-- BEGIN Provided data --
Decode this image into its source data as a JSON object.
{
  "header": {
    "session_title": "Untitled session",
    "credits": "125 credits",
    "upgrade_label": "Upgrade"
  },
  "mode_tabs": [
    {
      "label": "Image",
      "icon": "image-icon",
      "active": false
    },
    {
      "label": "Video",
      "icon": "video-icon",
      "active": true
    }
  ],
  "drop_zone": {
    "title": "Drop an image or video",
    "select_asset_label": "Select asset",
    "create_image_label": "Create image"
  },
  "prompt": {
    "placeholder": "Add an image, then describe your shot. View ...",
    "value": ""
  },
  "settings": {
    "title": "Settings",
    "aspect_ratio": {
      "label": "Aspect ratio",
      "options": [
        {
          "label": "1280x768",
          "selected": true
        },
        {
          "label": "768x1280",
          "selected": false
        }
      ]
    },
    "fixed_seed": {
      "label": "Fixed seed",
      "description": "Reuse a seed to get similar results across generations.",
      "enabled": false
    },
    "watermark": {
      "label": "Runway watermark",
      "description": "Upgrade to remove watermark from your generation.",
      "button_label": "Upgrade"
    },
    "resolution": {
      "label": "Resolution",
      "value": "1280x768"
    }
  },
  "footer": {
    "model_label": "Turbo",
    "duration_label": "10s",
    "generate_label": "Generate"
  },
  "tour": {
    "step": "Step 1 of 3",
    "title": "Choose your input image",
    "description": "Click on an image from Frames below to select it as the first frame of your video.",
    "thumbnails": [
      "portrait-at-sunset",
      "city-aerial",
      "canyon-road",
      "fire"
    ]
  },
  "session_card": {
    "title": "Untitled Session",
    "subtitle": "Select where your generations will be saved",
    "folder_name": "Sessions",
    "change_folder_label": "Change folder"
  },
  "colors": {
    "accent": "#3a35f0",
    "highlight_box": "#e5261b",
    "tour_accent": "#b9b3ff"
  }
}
-- END Provided data --
◆ **Job**
Write down every line of the data exactly as it appears above.

◆ **Answer to this exercise**
Decode this image into its source data as a JSON object.
{
  "header": {
    "session_title": "Untitled session",
    "credits": "125 credits",
    "upgrade_label": "Upgrade"
  },
  "mode_tabs": [
    {
      "label": "Image",
      "icon": "image-icon",
      "active": false
    },
    {
      "label": "Video",
      "icon": "video-icon",
      "active": true
    }
  ],
  "drop_zone": {
    "title": "Drop an image or video",
    "select_asset_label": "Select asset",
    "create_image_label": "Create image"
  },
  "prompt": {
    "placeholder": "Add an image, then describe your shot. View ...",
    "value": ""
  },
  "settings": {
    "title": "Settings",
    "aspect_ratio": {
      "label": "Aspect ratio",
      "options": [
        {
          "label": "1280x768",
          "selected": true
        },
        {
          "label": "768x1280",
          "selected": false
        }
      ]
    },
    "fixed_seed": {
      "label": "Fixed seed",
      "description": "Reuse a seed to get similar results across generations.",
      "enabled": false
    },
    "watermark": {
      "label": "Runway watermark",
      "description": "Upgrade to remove watermark from your generation.",
      "button_label": "Upgrade"
    },
    "resolution": {
      "label": "Resolution",
      "value": "1280x768"
    }
  },
  "footer": {
    "model_label": "Turbo",
    "duration_label": "10s",
    "generate_label": "Generate"
  },
  "tour": {
    "step": "Step 1 of 3",
    "title": "Choose your input image",
    "description": "Click on an image from Frames below to select it as the first frame of your video.",
    "thumbnails": [
      "portrait-at-sunset",
      "city-aerial",
      "canyon-road",
      "fire"
    ]
  },
  "session_card": {
    "title": "Untitled Session",
    "subtitle": "Select where your generations will be saved",
    "folder_name": "Sessions",
    "change_folder_label": "Change folder"
  },
  "colors": {
    "accent": "#3a35f0",
    "highlight_box": "#e5261b",
    "tour_accent": "#b9b3ff"
  }
}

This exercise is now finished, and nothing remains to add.